> **Request**:
Repeat each line exactly as it is written.
══════════
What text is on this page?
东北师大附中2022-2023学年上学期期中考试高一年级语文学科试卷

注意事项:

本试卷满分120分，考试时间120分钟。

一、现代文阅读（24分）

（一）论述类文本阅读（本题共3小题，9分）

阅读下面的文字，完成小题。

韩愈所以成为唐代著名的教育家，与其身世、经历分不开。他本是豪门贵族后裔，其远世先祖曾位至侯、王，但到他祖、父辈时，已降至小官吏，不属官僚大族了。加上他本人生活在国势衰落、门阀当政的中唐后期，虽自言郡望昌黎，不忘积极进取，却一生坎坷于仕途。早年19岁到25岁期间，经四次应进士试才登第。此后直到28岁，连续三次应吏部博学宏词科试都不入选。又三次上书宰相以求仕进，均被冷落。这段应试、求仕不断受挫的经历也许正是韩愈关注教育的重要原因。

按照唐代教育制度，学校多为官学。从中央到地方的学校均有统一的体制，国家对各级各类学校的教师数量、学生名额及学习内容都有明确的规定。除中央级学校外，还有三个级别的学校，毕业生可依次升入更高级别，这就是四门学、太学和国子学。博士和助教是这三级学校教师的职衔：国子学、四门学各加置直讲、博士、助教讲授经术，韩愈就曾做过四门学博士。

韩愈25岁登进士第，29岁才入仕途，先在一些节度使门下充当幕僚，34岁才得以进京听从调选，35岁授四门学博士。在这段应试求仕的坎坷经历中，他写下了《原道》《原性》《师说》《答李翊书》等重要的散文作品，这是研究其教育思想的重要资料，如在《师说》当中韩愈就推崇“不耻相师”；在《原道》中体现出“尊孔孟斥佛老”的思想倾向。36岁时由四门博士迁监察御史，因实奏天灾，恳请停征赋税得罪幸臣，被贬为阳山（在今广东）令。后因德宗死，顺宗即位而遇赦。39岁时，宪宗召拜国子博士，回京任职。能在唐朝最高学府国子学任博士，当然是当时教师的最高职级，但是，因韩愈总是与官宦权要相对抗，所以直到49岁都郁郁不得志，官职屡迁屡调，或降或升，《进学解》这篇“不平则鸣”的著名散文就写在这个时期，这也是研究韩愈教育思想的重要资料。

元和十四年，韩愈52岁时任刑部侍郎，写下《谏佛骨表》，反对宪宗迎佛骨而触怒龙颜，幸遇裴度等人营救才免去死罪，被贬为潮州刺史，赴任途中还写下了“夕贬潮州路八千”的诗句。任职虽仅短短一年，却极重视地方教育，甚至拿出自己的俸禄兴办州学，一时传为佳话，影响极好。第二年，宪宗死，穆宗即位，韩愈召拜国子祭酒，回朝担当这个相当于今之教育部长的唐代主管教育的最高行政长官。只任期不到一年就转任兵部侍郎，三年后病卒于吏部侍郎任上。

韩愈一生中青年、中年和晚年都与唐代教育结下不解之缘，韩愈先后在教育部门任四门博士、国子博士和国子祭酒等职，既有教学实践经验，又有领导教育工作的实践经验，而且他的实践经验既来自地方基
══════════
> **Result**:
What text is on this page?
东北师大附中2022-2023学年上学期期中考试高一年级语文学科试卷

注意事项:

本试卷满分120分，考试时间120分钟。

一、现代文阅读（24分）

（一）论述类文本阅读（本题共3小题，9分）

阅读下面的文字，完成小题。

韩愈所以成为唐代著名的教育家，与其身世、经历分不开。他本是豪门贵族后裔，其远世先祖曾位至侯、王，但到他祖、父辈时，已降至小官吏，不属官僚大族了。加上他本人生活在国势衰落、门阀当政的中唐后期，虽自言郡望昌黎，不忘积极进取，却一生坎坷于仕途。早年19岁到25岁期间，经四次应进士试才登第。此后直到28岁，连续三次应吏部博学宏词科试都不入选。又三次上书宰相以求仕进，均被冷落。这段应试、求仕不断受挫的经历也许正是韩愈关注教育的重要原因。

按照唐代教育制度，学校多为官学。从中央到地方的学校均有统一的体制，国家对各级各类学校的教师数量、学生名额及学习内容都有明确的规定。除中央级学校外，还有三个级别的学校，毕业生可依次升入更高级别，这就是四门学、太学和国子学。博士和助教是这三级学校教师的职衔：国子学、四门学各加置直讲、博士、助教讲授经术，韩愈就曾做过四门学博士。

韩愈25岁登进士第，29岁才入仕途，先在一些节度使门下充当幕僚，34岁才得以进京听从调选，35岁授四门学博士。在这段应试求仕的坎坷经历中，他写下了《原道》《原性》《师说》《答李翊书》等重要的散文作品，这是研究其教育思想的重要资料，如在《师说》当中韩愈就推崇“不耻相师”；在《原道》中体现出“尊孔孟斥佛老”的思想倾向。36岁时由四门博士迁监察御史，因实奏天灾，恳请停征赋税得罪幸臣，被贬为阳山（在今广东）令。后因德宗死，顺宗即位而遇赦。39岁时，宪宗召拜国子博士，回京任职。能在唐朝最高学府国子学任博士，当然是当时教师的最高职级，但是，因韩愈总是与官宦权要相对抗，所以直到49岁都郁郁不得志，官职屡迁屡调，或降或升，《进学解》这篇“不平则鸣”的著名散文就写在这个时期，这也是研究韩愈教育思想的重要资料。

元和十四年，韩愈52岁时任刑部侍郎，写下《谏佛骨表》，反对宪宗迎佛骨而触怒龙颜，幸遇裴度等人营救才免去死罪，被贬为潮州刺史，赴任途中还写下了“夕贬潮州路八千”的诗句。任职虽仅短短一年，却极重视地方教育，甚至拿出自己的俸禄兴办州学，一时传为佳话，影响极好。第二年，宪宗死，穆宗即位，韩愈召拜国子祭酒，回朝担当这个相当于今之教育部长的唐代主管教育的最高行政长官。只任期不到一年就转任兵部侍郎，三年后病卒于吏部侍郎任上。

韩愈一生中青年、中年和晚年都与唐代教育结下不解之缘，韩愈先后在教育部门任四门博士、国子博士和国子祭酒等职，既有教学实践经验，又有领导教育工作的实践经验，而且他的实践经验既来自地方基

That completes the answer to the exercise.